- **RECORD SET**:
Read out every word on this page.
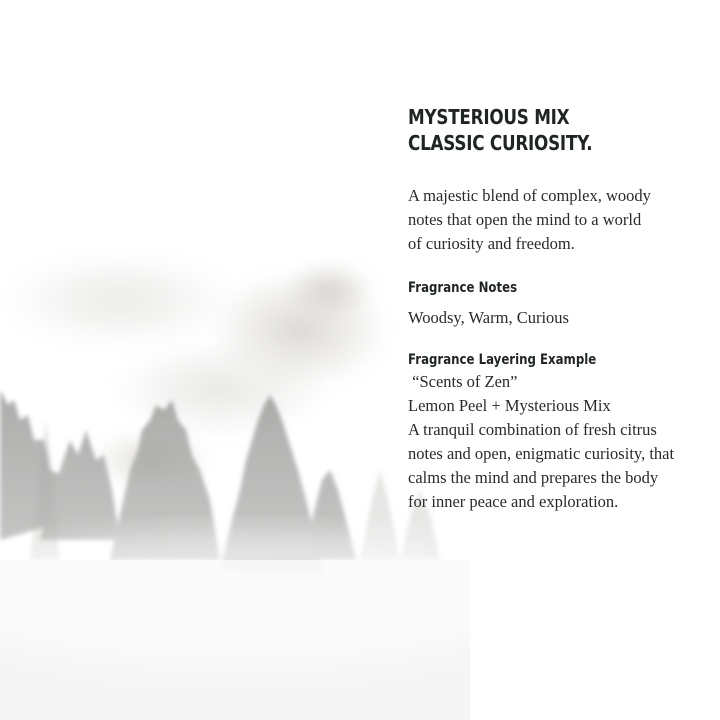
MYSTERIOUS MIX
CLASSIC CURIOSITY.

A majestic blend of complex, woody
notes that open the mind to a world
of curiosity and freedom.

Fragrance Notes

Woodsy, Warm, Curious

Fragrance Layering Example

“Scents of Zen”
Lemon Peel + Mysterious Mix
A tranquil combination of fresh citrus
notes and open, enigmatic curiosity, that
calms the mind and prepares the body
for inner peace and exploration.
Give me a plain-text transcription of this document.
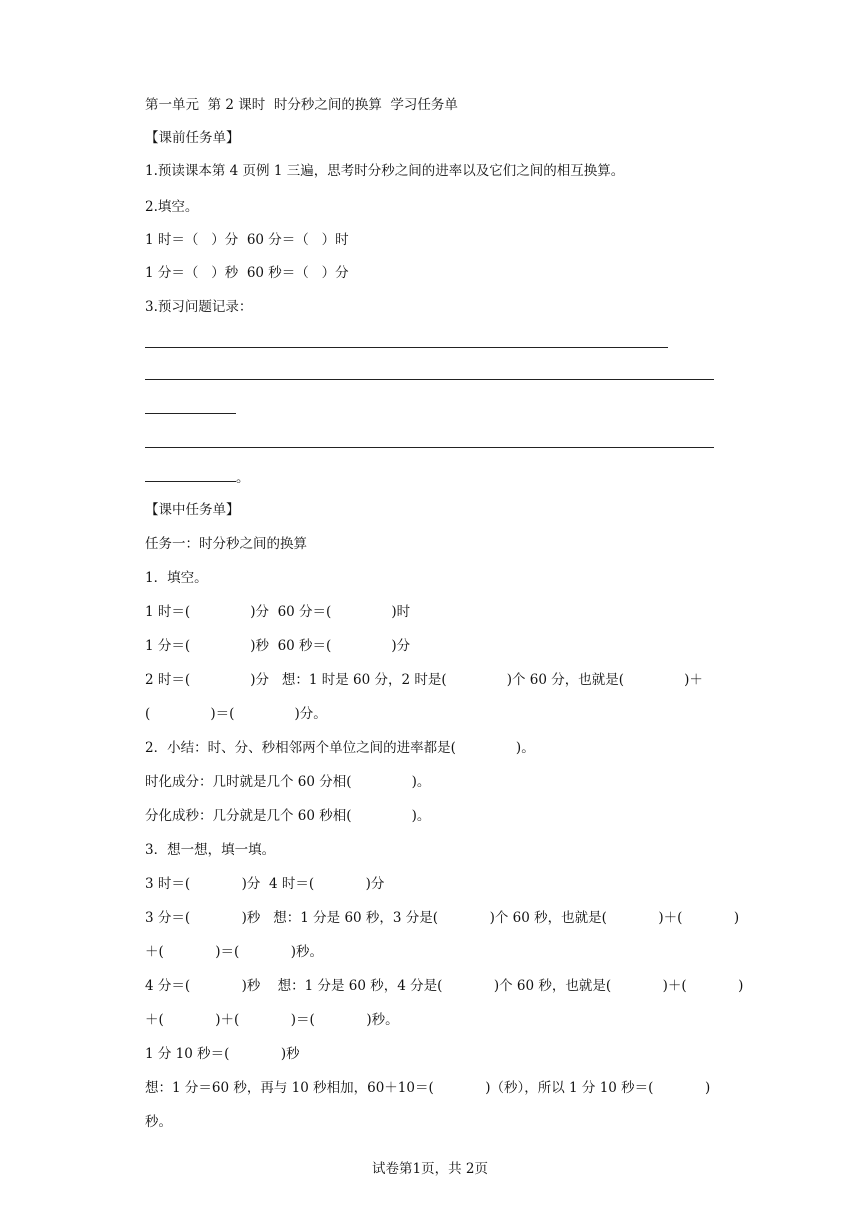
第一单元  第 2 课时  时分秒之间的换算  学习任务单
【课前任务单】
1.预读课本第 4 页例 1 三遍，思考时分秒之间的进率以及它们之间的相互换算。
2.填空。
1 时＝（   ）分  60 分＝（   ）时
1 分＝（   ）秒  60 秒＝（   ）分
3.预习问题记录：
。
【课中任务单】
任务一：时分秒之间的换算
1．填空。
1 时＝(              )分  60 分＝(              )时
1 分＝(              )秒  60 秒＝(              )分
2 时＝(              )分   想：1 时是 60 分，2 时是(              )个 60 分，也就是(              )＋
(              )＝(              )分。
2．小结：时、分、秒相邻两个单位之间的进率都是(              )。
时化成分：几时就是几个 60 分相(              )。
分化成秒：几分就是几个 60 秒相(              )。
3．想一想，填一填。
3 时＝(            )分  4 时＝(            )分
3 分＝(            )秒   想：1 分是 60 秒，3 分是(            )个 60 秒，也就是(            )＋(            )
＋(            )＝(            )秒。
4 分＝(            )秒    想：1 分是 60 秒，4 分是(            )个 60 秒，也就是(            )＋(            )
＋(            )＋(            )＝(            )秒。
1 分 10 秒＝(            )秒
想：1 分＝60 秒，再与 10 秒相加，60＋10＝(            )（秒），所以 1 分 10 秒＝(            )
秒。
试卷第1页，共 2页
==
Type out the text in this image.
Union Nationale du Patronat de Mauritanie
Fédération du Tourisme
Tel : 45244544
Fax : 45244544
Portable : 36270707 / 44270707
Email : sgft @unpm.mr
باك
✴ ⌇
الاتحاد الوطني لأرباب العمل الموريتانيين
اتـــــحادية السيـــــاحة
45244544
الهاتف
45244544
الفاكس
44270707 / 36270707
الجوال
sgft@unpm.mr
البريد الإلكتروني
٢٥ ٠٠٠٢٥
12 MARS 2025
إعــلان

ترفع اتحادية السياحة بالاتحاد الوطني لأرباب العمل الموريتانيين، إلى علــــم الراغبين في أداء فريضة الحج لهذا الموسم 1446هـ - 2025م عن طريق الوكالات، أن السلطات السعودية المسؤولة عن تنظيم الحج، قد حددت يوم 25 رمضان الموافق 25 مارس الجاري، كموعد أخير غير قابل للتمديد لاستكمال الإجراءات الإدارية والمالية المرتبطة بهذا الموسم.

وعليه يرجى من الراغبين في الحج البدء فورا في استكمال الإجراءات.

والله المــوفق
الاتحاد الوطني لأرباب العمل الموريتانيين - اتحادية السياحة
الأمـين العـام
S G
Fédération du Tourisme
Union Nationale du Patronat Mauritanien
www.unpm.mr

- **EXERCISE GOAL**:
Using the entries above, find all lines with "unpm". Copy them.

- **EXPECTED ANSWER**:
Email : sgft @unpm.mr
sgft@unpm.mr
www.unpm.mr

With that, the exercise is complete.